■ INPUT RECORDS ■

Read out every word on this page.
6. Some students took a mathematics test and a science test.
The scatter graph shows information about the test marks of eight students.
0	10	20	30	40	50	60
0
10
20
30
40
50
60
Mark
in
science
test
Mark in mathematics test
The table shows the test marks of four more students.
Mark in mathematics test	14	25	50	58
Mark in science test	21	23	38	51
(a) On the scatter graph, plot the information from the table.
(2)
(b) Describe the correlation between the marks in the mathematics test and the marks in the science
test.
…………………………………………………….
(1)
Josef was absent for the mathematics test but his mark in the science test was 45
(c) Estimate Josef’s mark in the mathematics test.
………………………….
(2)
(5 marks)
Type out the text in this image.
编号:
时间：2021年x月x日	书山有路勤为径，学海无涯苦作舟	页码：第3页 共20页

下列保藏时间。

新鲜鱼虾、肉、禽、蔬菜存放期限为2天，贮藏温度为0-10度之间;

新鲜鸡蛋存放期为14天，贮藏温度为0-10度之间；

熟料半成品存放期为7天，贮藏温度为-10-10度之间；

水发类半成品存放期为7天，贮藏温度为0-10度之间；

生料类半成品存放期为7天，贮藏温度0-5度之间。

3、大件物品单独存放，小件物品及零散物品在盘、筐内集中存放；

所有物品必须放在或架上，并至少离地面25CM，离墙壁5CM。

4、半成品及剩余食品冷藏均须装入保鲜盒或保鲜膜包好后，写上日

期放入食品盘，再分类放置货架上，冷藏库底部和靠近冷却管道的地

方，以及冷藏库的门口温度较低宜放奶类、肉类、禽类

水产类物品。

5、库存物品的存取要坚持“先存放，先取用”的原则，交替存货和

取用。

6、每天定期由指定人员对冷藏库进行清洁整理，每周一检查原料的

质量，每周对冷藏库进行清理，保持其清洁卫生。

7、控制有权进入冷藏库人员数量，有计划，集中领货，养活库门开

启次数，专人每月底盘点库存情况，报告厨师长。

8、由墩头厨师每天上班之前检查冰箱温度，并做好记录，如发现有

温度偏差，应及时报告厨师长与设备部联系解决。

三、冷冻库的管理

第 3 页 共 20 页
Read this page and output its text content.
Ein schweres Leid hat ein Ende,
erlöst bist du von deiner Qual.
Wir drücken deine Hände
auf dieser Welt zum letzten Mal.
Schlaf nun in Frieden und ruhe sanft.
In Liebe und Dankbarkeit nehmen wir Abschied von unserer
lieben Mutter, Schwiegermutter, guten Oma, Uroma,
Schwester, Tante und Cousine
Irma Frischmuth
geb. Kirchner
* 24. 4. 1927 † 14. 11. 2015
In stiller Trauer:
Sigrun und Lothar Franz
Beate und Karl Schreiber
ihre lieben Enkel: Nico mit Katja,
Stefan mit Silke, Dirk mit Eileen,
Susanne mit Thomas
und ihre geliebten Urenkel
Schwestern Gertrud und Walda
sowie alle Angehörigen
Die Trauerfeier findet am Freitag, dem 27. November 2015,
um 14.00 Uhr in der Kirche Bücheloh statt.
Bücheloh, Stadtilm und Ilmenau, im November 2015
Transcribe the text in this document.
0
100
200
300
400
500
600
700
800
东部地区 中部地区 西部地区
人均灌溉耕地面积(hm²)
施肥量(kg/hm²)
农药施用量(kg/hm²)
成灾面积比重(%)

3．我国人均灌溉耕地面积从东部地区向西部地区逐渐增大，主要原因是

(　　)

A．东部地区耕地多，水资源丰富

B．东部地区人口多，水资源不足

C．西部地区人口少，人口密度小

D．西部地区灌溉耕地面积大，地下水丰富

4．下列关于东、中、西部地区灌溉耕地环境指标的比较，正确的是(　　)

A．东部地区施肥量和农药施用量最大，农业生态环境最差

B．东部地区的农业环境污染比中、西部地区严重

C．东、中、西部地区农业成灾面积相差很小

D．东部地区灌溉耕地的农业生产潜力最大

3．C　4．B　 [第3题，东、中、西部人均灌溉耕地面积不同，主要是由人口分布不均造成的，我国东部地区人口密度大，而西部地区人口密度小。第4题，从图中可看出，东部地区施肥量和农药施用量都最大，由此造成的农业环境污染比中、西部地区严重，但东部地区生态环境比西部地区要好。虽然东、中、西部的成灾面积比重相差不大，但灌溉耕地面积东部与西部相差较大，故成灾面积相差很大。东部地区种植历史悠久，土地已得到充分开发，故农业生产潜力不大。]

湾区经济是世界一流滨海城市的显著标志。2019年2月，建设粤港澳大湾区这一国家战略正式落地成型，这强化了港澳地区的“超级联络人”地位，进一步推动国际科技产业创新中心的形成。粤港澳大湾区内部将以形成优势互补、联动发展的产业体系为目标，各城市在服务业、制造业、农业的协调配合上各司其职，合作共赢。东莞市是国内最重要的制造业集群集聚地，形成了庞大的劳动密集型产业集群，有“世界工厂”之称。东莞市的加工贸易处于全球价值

■ YOUR OBJECTIVE ■
Copy down every line of the material above that includes the string "text".

■ TASK RESPONSE ■
Type out the text in this image.
Read this page and output its text content.
Transcribe the text in this document.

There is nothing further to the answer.